(begin)

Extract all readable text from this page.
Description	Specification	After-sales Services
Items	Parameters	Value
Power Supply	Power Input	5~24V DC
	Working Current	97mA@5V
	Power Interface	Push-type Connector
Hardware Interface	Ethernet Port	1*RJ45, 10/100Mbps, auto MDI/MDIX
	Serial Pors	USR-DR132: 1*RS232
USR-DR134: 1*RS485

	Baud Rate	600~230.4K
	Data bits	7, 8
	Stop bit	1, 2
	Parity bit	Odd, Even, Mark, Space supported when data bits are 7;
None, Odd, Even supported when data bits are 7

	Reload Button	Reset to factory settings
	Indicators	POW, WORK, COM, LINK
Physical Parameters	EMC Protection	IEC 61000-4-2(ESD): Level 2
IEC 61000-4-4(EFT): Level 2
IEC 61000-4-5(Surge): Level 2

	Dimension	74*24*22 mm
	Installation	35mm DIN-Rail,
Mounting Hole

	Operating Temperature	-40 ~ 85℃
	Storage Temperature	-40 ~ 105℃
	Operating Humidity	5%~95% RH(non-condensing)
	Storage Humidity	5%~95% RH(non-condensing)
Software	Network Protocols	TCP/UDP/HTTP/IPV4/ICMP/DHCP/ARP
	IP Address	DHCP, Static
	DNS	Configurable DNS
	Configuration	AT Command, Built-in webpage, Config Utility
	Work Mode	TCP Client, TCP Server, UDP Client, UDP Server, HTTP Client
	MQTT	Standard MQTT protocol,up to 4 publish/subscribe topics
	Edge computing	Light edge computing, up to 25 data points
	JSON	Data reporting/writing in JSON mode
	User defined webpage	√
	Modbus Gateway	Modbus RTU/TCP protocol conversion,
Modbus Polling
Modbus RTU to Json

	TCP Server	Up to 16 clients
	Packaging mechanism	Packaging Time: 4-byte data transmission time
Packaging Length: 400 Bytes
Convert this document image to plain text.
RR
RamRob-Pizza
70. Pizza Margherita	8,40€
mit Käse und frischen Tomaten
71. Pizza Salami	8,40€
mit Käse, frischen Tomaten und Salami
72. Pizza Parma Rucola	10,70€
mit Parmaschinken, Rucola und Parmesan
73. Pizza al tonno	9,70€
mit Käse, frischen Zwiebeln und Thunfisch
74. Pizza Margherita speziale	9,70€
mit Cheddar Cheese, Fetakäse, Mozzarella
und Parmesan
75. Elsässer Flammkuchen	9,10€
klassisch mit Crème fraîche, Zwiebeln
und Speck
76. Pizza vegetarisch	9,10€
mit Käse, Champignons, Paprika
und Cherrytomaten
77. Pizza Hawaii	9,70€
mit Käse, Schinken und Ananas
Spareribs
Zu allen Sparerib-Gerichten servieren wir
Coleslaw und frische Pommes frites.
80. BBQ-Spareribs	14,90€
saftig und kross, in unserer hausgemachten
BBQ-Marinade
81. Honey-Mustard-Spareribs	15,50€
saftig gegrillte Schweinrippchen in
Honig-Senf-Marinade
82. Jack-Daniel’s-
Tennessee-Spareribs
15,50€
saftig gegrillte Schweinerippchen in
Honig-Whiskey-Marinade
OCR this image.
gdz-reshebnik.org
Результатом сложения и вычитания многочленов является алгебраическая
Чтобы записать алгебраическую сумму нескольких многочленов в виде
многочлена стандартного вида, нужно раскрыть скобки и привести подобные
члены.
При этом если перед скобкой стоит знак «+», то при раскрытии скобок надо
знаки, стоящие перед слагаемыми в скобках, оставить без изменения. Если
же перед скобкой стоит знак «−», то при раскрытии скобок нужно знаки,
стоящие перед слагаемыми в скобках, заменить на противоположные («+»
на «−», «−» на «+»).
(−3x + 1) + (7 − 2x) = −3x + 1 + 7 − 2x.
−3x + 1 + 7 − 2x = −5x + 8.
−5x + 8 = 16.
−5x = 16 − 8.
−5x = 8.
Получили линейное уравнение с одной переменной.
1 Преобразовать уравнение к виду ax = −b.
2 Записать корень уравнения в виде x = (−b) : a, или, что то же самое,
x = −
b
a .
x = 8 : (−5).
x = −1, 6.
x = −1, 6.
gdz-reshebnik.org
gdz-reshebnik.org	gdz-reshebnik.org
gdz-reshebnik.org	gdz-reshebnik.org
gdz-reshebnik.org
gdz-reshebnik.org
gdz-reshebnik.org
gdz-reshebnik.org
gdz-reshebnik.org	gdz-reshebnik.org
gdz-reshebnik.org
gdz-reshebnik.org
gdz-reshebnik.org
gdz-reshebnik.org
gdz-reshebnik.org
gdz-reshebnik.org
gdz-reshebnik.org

(end)

Give back each line above precisely as it stands.

Extract all readable text from this page.
Description	Specification	After-sales Services
Items	Parameters	Value
Power Supply	Power Input	5~24V DC
	Working Current	97mA@5V
	Power Interface	Push-type Connector
Hardware Interface	Ethernet Port	1*RJ45, 10/100Mbps, auto MDI/MDIX
	Serial Pors	USR-DR132: 1*RS232
USR-DR134: 1*RS485

	Baud Rate	600~230.4K
	Data bits	7, 8
	Stop bit	1, 2
	Parity bit	Odd, Even, Mark, Space supported when data bits are 7;
None, Odd, Even supported when data bits are 7

	Reload Button	Reset to factory settings
	Indicators	POW, WORK, COM, LINK
Physical Parameters	EMC Protection	IEC 61000-4-2(ESD): Level 2
IEC 61000-4-4(EFT): Level 2
IEC 61000-4-5(Surge): Level 2

	Dimension	74*24*22 mm
	Installation	35mm DIN-Rail,
Mounting Hole

	Operating Temperature	-40 ~ 85℃
	Storage Temperature	-40 ~ 105℃
	Operating Humidity	5%~95% RH(non-condensing)
	Storage Humidity	5%~95% RH(non-condensing)
Software	Network Protocols	TCP/UDP/HTTP/IPV4/ICMP/DHCP/ARP
	IP Address	DHCP, Static
	DNS	Configurable DNS
	Configuration	AT Command, Built-in webpage, Config Utility
	Work Mode	TCP Client, TCP Server, UDP Client, UDP Server, HTTP Client
	MQTT	Standard MQTT protocol,up to 4 publish/subscribe topics
	Edge computing	Light edge computing, up to 25 data points
	JSON	Data reporting/writing in JSON mode
	User defined webpage	√
	Modbus Gateway	Modbus RTU/TCP protocol conversion,
Modbus Polling
Modbus RTU to Json

	TCP Server	Up to 16 clients
	Packaging mechanism	Packaging Time: 4-byte data transmission time
Packaging Length: 400 Bytes
Convert this document image to plain text.
RR
RamRob-Pizza
70. Pizza Margherita	8,40€
mit Käse und frischen Tomaten
71. Pizza Salami	8,40€
mit Käse, frischen Tomaten und Salami
72. Pizza Parma Rucola	10,70€
mit Parmaschinken, Rucola und Parmesan
73. Pizza al tonno	9,70€
mit Käse, frischen Zwiebeln und Thunfisch
74. Pizza Margherita speziale	9,70€
mit Cheddar Cheese, Fetakäse, Mozzarella
und Parmesan
75. Elsässer Flammkuchen	9,10€
klassisch mit Crème fraîche, Zwiebeln
und Speck
76. Pizza vegetarisch	9,10€
mit Käse, Champignons, Paprika
und Cherrytomaten
77. Pizza Hawaii	9,70€
mit Käse, Schinken und Ananas
Spareribs
Zu allen Sparerib-Gerichten servieren wir
Coleslaw und frische Pommes frites.
80. BBQ-Spareribs	14,90€
saftig und kross, in unserer hausgemachten
BBQ-Marinade
81. Honey-Mustard-Spareribs	15,50€
saftig gegrillte Schweinrippchen in
Honig-Senf-Marinade
82. Jack-Daniel’s-
Tennessee-Spareribs
15,50€
saftig gegrillte Schweinerippchen in
Honig-Whiskey-Marinade
OCR this image.
gdz-reshebnik.org
Результатом сложения и вычитания многочленов является алгебраическая
Чтобы записать алгебраическую сумму нескольких многочленов в виде
многочлена стандартного вида, нужно раскрыть скобки и привести подобные
члены.
При этом если перед скобкой стоит знак «+», то при раскрытии скобок надо
знаки, стоящие перед слагаемыми в скобках, оставить без изменения. Если
же перед скобкой стоит знак «−», то при раскрытии скобок нужно знаки,
стоящие перед слагаемыми в скобках, заменить на противоположные («+»
на «−», «−» на «+»).
(−3x + 1) + (7 − 2x) = −3x + 1 + 7 − 2x.
−3x + 1 + 7 − 2x = −5x + 8.
−5x + 8 = 16.
−5x = 16 − 8.
−5x = 8.
Получили линейное уравнение с одной переменной.
1 Преобразовать уравнение к виду ax = −b.
2 Записать корень уравнения в виде x = (−b) : a, или, что то же самое,
x = −
b
a .
x = 8 : (−5).
x = −1, 6.
x = −1, 6.
gdz-reshebnik.org
gdz-reshebnik.org	gdz-reshebnik.org
gdz-reshebnik.org	gdz-reshebnik.org
gdz-reshebnik.org
gdz-reshebnik.org
gdz-reshebnik.org
gdz-reshebnik.org
gdz-reshebnik.org	gdz-reshebnik.org
gdz-reshebnik.org
gdz-reshebnik.org
gdz-reshebnik.org
gdz-reshebnik.org
gdz-reshebnik.org
gdz-reshebnik.org
gdz-reshebnik.org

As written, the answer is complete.